- [What the task requires]:
Can you copy the data verbatim, starting at its first line and stopping after the line that contains "hero-cell: Enchantress — [28, 250, 304, 287]"?

- [Data section]:

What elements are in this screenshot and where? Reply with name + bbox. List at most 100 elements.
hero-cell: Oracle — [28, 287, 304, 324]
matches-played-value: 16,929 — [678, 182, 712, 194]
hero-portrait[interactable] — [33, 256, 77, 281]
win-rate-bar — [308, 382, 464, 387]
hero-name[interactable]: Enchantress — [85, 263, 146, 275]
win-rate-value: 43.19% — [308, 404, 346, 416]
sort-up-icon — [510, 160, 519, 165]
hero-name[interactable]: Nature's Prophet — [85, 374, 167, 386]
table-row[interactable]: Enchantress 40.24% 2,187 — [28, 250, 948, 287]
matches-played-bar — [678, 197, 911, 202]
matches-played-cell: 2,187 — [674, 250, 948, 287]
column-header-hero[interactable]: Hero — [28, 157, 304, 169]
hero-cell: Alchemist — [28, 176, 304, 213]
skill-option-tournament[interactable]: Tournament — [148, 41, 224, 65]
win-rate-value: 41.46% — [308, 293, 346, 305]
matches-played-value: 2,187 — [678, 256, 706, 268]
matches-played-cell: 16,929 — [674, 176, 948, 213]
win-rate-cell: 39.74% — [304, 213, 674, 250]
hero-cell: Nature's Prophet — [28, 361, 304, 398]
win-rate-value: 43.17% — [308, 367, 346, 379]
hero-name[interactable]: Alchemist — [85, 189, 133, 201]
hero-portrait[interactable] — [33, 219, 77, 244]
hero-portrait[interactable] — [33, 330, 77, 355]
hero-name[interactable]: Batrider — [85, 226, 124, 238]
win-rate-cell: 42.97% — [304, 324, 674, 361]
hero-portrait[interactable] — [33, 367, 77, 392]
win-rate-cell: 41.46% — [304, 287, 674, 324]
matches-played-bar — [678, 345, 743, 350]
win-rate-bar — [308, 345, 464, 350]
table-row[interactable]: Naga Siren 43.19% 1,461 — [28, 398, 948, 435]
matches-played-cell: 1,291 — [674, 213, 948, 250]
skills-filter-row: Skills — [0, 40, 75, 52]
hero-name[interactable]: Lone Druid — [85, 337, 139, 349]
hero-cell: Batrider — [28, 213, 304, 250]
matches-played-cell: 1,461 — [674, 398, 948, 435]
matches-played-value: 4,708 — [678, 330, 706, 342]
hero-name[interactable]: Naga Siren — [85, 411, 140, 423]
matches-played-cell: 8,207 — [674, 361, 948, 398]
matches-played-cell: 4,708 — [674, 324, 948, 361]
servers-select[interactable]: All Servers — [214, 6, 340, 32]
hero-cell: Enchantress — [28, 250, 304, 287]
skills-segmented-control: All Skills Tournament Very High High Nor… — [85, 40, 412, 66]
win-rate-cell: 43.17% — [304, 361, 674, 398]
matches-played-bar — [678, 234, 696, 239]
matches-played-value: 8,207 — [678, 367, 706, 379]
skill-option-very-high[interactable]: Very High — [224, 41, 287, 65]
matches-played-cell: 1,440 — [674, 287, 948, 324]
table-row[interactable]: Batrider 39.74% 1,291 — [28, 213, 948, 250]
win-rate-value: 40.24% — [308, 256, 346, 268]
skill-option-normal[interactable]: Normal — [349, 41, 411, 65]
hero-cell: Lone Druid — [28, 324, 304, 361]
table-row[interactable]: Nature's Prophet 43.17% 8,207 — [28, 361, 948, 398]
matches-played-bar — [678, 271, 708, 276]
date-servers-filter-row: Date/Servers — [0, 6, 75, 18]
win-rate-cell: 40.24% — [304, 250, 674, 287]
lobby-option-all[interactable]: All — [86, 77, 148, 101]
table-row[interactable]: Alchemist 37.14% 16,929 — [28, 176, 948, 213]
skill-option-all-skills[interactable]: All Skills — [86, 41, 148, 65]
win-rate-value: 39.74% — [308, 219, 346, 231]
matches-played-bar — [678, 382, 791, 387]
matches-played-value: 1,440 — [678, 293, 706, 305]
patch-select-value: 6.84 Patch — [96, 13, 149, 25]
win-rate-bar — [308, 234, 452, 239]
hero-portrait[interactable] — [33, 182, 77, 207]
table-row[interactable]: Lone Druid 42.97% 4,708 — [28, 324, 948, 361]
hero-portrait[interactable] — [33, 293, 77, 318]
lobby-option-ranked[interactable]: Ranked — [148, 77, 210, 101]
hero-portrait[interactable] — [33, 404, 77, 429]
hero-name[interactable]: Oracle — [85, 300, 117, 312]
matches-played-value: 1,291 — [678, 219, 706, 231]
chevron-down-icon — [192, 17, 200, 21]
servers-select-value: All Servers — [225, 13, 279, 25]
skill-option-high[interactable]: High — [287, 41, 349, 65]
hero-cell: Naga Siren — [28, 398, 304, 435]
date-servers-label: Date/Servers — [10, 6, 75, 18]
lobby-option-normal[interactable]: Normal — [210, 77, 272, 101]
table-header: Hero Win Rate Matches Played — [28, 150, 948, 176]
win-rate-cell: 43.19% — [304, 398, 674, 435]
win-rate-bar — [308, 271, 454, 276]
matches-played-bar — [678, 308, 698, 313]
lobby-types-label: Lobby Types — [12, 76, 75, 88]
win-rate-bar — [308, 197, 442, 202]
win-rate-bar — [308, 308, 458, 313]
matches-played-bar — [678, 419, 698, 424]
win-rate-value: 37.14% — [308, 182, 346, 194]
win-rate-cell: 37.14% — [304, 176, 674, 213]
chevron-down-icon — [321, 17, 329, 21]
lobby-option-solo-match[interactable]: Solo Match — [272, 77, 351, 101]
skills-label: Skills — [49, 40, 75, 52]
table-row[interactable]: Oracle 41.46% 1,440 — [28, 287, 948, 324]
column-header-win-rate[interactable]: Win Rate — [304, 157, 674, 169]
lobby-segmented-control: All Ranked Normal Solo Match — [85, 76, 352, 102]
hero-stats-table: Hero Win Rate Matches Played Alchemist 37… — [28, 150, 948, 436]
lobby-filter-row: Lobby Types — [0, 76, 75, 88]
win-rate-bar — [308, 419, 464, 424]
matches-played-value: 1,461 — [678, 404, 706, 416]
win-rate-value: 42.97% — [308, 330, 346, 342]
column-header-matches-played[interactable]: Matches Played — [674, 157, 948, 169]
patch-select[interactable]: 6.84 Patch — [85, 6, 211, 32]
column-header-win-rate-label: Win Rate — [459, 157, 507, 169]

- [Finished task]:
What elements are in this screenshot and where? Reply with name + bbox. List at most 100 elements.
hero-cell: Oracle — [28, 287, 304, 324]
matches-played-value: 16,929 — [678, 182, 712, 194]
hero-portrait[interactable] — [33, 256, 77, 281]
win-rate-bar — [308, 382, 464, 387]
hero-name[interactable]: Enchantress — [85, 263, 146, 275]
win-rate-value: 43.19% — [308, 404, 346, 416]
sort-up-icon — [510, 160, 519, 165]
hero-name[interactable]: Nature's Prophet — [85, 374, 167, 386]
table-row[interactable]: Enchantress 40.24% 2,187 — [28, 250, 948, 287]
matches-played-bar — [678, 197, 911, 202]
matches-played-cell: 2,187 — [674, 250, 948, 287]
column-header-hero[interactable]: Hero — [28, 157, 304, 169]
hero-cell: Alchemist — [28, 176, 304, 213]
skill-option-tournament[interactable]: Tournament — [148, 41, 224, 65]
win-rate-value: 41.46% — [308, 293, 346, 305]
matches-played-value: 2,187 — [678, 256, 706, 268]
matches-played-cell: 16,929 — [674, 176, 948, 213]
win-rate-cell: 39.74% — [304, 213, 674, 250]
hero-cell: Nature's Prophet — [28, 361, 304, 398]
win-rate-value: 43.17% — [308, 367, 346, 379]
hero-name[interactable]: Alchemist — [85, 189, 133, 201]
hero-portrait[interactable] — [33, 219, 77, 244]
hero-portrait[interactable] — [33, 330, 77, 355]
hero-name[interactable]: Batrider — [85, 226, 124, 238]
win-rate-cell: 42.97% — [304, 324, 674, 361]
hero-portrait[interactable] — [33, 367, 77, 392]
win-rate-cell: 41.46% — [304, 287, 674, 324]
matches-played-bar — [678, 345, 743, 350]
win-rate-bar — [308, 345, 464, 350]
table-row[interactable]: Naga Siren 43.19% 1,461 — [28, 398, 948, 435]
matches-played-cell: 1,291 — [674, 213, 948, 250]
skills-filter-row: Skills — [0, 40, 75, 52]
hero-name[interactable]: Lone Druid — [85, 337, 139, 349]
hero-cell: Batrider — [28, 213, 304, 250]
matches-played-cell: 1,461 — [674, 398, 948, 435]
matches-played-value: 4,708 — [678, 330, 706, 342]
hero-name[interactable]: Naga Siren — [85, 411, 140, 423]
matches-played-cell: 8,207 — [674, 361, 948, 398]
matches-played-cell: 4,708 — [674, 324, 948, 361]
servers-select[interactable]: All Servers — [214, 6, 340, 32]
hero-cell: Enchantress — [28, 250, 304, 287]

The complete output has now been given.